** Start of Information given **
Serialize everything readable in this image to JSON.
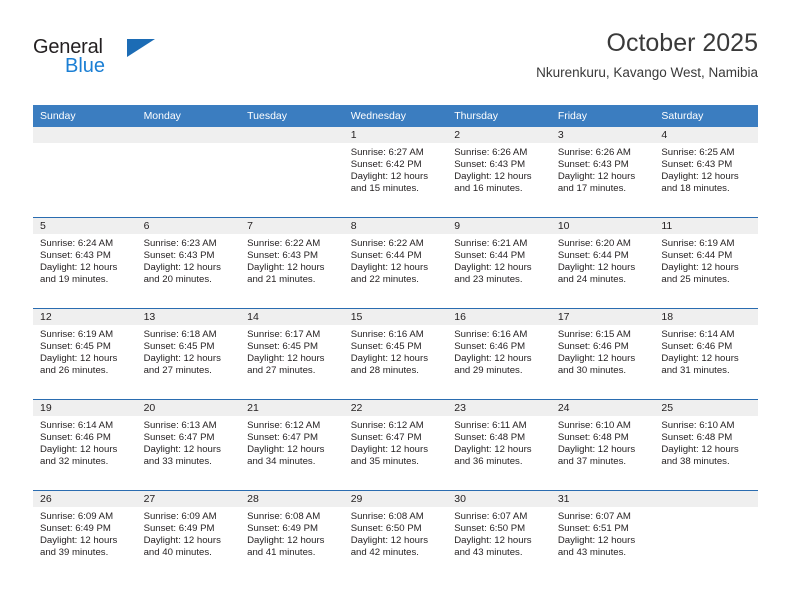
{
  "brand": {
    "name_top": "General",
    "name_bottom": "Blue",
    "triangle_color": "#1c6cb5",
    "blue_color": "#1b7fd4"
  },
  "header": {
    "title": "October 2025",
    "subtitle": "Nkurenkuru, Kavango West, Namibia"
  },
  "theme": {
    "header_bg": "#3b7dc0",
    "row_divider": "#2a6cb0",
    "daynum_band": "#efefef",
    "text": "#231f20"
  },
  "weekdays": [
    "Sunday",
    "Monday",
    "Tuesday",
    "Wednesday",
    "Thursday",
    "Friday",
    "Saturday"
  ],
  "weeks": [
    [
      {
        "day": "",
        "sunrise": "",
        "sunset": "",
        "daylight_line1": "",
        "daylight_line2": ""
      },
      {
        "day": "",
        "sunrise": "",
        "sunset": "",
        "daylight_line1": "",
        "daylight_line2": ""
      },
      {
        "day": "",
        "sunrise": "",
        "sunset": "",
        "daylight_line1": "",
        "daylight_line2": ""
      },
      {
        "day": "1",
        "sunrise": "Sunrise: 6:27 AM",
        "sunset": "Sunset: 6:42 PM",
        "daylight_line1": "Daylight: 12 hours",
        "daylight_line2": "and 15 minutes."
      },
      {
        "day": "2",
        "sunrise": "Sunrise: 6:26 AM",
        "sunset": "Sunset: 6:43 PM",
        "daylight_line1": "Daylight: 12 hours",
        "daylight_line2": "and 16 minutes."
      },
      {
        "day": "3",
        "sunrise": "Sunrise: 6:26 AM",
        "sunset": "Sunset: 6:43 PM",
        "daylight_line1": "Daylight: 12 hours",
        "daylight_line2": "and 17 minutes."
      },
      {
        "day": "4",
        "sunrise": "Sunrise: 6:25 AM",
        "sunset": "Sunset: 6:43 PM",
        "daylight_line1": "Daylight: 12 hours",
        "daylight_line2": "and 18 minutes."
      }
    ],
    [
      {
        "day": "5",
        "sunrise": "Sunrise: 6:24 AM",
        "sunset": "Sunset: 6:43 PM",
        "daylight_line1": "Daylight: 12 hours",
        "daylight_line2": "and 19 minutes."
      },
      {
        "day": "6",
        "sunrise": "Sunrise: 6:23 AM",
        "sunset": "Sunset: 6:43 PM",
        "daylight_line1": "Daylight: 12 hours",
        "daylight_line2": "and 20 minutes."
      },
      {
        "day": "7",
        "sunrise": "Sunrise: 6:22 AM",
        "sunset": "Sunset: 6:43 PM",
        "daylight_line1": "Daylight: 12 hours",
        "daylight_line2": "and 21 minutes."
      },
      {
        "day": "8",
        "sunrise": "Sunrise: 6:22 AM",
        "sunset": "Sunset: 6:44 PM",
        "daylight_line1": "Daylight: 12 hours",
        "daylight_line2": "and 22 minutes."
      },
      {
        "day": "9",
        "sunrise": "Sunrise: 6:21 AM",
        "sunset": "Sunset: 6:44 PM",
        "daylight_line1": "Daylight: 12 hours",
        "daylight_line2": "and 23 minutes."
      },
      {
        "day": "10",
        "sunrise": "Sunrise: 6:20 AM",
        "sunset": "Sunset: 6:44 PM",
        "daylight_line1": "Daylight: 12 hours",
        "daylight_line2": "and 24 minutes."
      },
      {
        "day": "11",
        "sunrise": "Sunrise: 6:19 AM",
        "sunset": "Sunset: 6:44 PM",
        "daylight_line1": "Daylight: 12 hours",
        "daylight_line2": "and 25 minutes."
      }
    ],
    [
      {
        "day": "12",
        "sunrise": "Sunrise: 6:19 AM",
        "sunset": "Sunset: 6:45 PM",
        "daylight_line1": "Daylight: 12 hours",
        "daylight_line2": "and 26 minutes."
      },
      {
        "day": "13",
        "sunrise": "Sunrise: 6:18 AM",
        "sunset": "Sunset: 6:45 PM",
        "daylight_line1": "Daylight: 12 hours",
        "daylight_line2": "and 27 minutes."
      },
      {
        "day": "14",
        "sunrise": "Sunrise: 6:17 AM",
        "sunset": "Sunset: 6:45 PM",
        "daylight_line1": "Daylight: 12 hours",
        "daylight_line2": "and 27 minutes."
      },
      {
        "day": "15",
        "sunrise": "Sunrise: 6:16 AM",
        "sunset": "Sunset: 6:45 PM",
        "daylight_line1": "Daylight: 12 hours",
        "daylight_line2": "and 28 minutes."
      },
      {
        "day": "16",
        "sunrise": "Sunrise: 6:16 AM",
        "sunset": "Sunset: 6:46 PM",
        "daylight_line1": "Daylight: 12 hours",
        "daylight_line2": "and 29 minutes."
      },
      {
        "day": "17",
        "sunrise": "Sunrise: 6:15 AM",
        "sunset": "Sunset: 6:46 PM",
        "daylight_line1": "Daylight: 12 hours",
        "daylight_line2": "and 30 minutes."
      },
      {
        "day": "18",
        "sunrise": "Sunrise: 6:14 AM",
        "sunset": "Sunset: 6:46 PM",
        "daylight_line1": "Daylight: 12 hours",
        "daylight_line2": "and 31 minutes."
      }
    ],
    [
      {
        "day": "19",
        "sunrise": "Sunrise: 6:14 AM",
        "sunset": "Sunset: 6:46 PM",
        "daylight_line1": "Daylight: 12 hours",
        "daylight_line2": "and 32 minutes."
      },
      {
        "day": "20",
        "sunrise": "Sunrise: 6:13 AM",
        "sunset": "Sunset: 6:47 PM",
        "daylight_line1": "Daylight: 12 hours",
        "daylight_line2": "and 33 minutes."
      },
      {
        "day": "21",
        "sunrise": "Sunrise: 6:12 AM",
        "sunset": "Sunset: 6:47 PM",
        "daylight_line1": "Daylight: 12 hours",
        "daylight_line2": "and 34 minutes."
      },
      {
        "day": "22",
        "sunrise": "Sunrise: 6:12 AM",
        "sunset": "Sunset: 6:47 PM",
        "daylight_line1": "Daylight: 12 hours",
        "daylight_line2": "and 35 minutes."
      },
      {
        "day": "23",
        "sunrise": "Sunrise: 6:11 AM",
        "sunset": "Sunset: 6:48 PM",
        "daylight_line1": "Daylight: 12 hours",
        "daylight_line2": "and 36 minutes."
      },
      {
        "day": "24",
        "sunrise": "Sunrise: 6:10 AM",
        "sunset": "Sunset: 6:48 PM",
        "daylight_line1": "Daylight: 12 hours",
        "daylight_line2": "and 37 minutes."
      },
      {
        "day": "25",
        "sunrise": "Sunrise: 6:10 AM",
        "sunset": "Sunset: 6:48 PM",
        "daylight_line1": "Daylight: 12 hours",
        "daylight_line2": "and 38 minutes."
      }
    ],
    [
      {
        "day": "26",
        "sunrise": "Sunrise: 6:09 AM",
        "sunset": "Sunset: 6:49 PM",
        "daylight_line1": "Daylight: 12 hours",
        "daylight_line2": "and 39 minutes."
      },
      {
        "day": "27",
        "sunrise": "Sunrise: 6:09 AM",
        "sunset": "Sunset: 6:49 PM",
        "daylight_line1": "Daylight: 12 hours",
        "daylight_line2": "and 40 minutes."
      },
      {
        "day": "28",
        "sunrise": "Sunrise: 6:08 AM",
        "sunset": "Sunset: 6:49 PM",
        "daylight_line1": "Daylight: 12 hours",
        "daylight_line2": "and 41 minutes."
      },
      {
        "day": "29",
        "sunrise": "Sunrise: 6:08 AM",
        "sunset": "Sunset: 6:50 PM",
        "daylight_line1": "Daylight: 12 hours",
        "daylight_line2": "and 42 minutes."
      },
      {
        "day": "30",
        "sunrise": "Sunrise: 6:07 AM",
        "sunset": "Sunset: 6:50 PM",
        "daylight_line1": "Daylight: 12 hours",
        "daylight_line2": "and 43 minutes."
      },
      {
        "day": "31",
        "sunrise": "Sunrise: 6:07 AM",
        "sunset": "Sunset: 6:51 PM",
        "daylight_line1": "Daylight: 12 hours",
        "daylight_line2": "and 43 minutes."
      },
      {
        "day": "",
        "sunrise": "",
        "sunset": "",
        "daylight_line1": "",
        "daylight_line2": ""
      }
    ]
  ]
}
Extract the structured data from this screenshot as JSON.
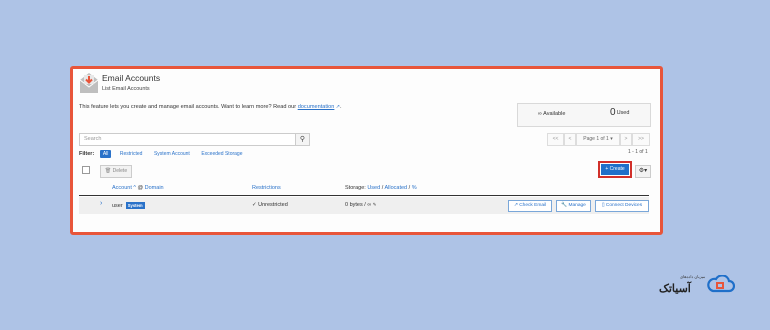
{
  "header": {
    "title": "Email Accounts",
    "subtitle": "List Email Accounts"
  },
  "intro": {
    "text": "This feature lets you create and manage email accounts. Want to learn more? Read our ",
    "link": "documentation",
    "suffix": "."
  },
  "stats": {
    "available_symbol": "∞",
    "available_label": "Available",
    "used_count": "0",
    "used_label": "Used"
  },
  "search": {
    "placeholder": "Search"
  },
  "pagination": {
    "first": "<<",
    "prev": "<",
    "page_label": "Page 1 of 1 ▾",
    "next": ">",
    "last": ">>",
    "range": "1 - 1 of 1"
  },
  "filter": {
    "label": "Filter:",
    "options": [
      "All",
      "Restricted",
      "System Account",
      "Exceeded Storage"
    ]
  },
  "toolbar": {
    "delete_label": "Delete",
    "create_label": "Create",
    "gear_label": "⚙▾"
  },
  "table": {
    "columns": {
      "account": "Account",
      "domain": "Domain",
      "restrictions": "Restrictions",
      "storage_prefix": "Storage:",
      "storage_used": "Used",
      "storage_allocated": "Allocated",
      "storage_pct": "%"
    },
    "rows": [
      {
        "account": "user",
        "badge": "System",
        "restrictions": "Unrestricted",
        "storage": "0 bytes / ∞",
        "actions": [
          "Check Email",
          "Manage",
          "Connect Devices"
        ]
      }
    ]
  },
  "brand": {
    "name": "آسیاتک",
    "tagline": "میزبان داده‌های",
    "accent": "#1f6fc9",
    "highlight": "#e8553a"
  }
}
** End of Information given **
**What you should do**
Using the listing above, list every line in which the string "JSON" occurs.

**Answer to the task**
Serialize everything readable in this image to JSON.
Extract the structured data from this screenshot as JSON.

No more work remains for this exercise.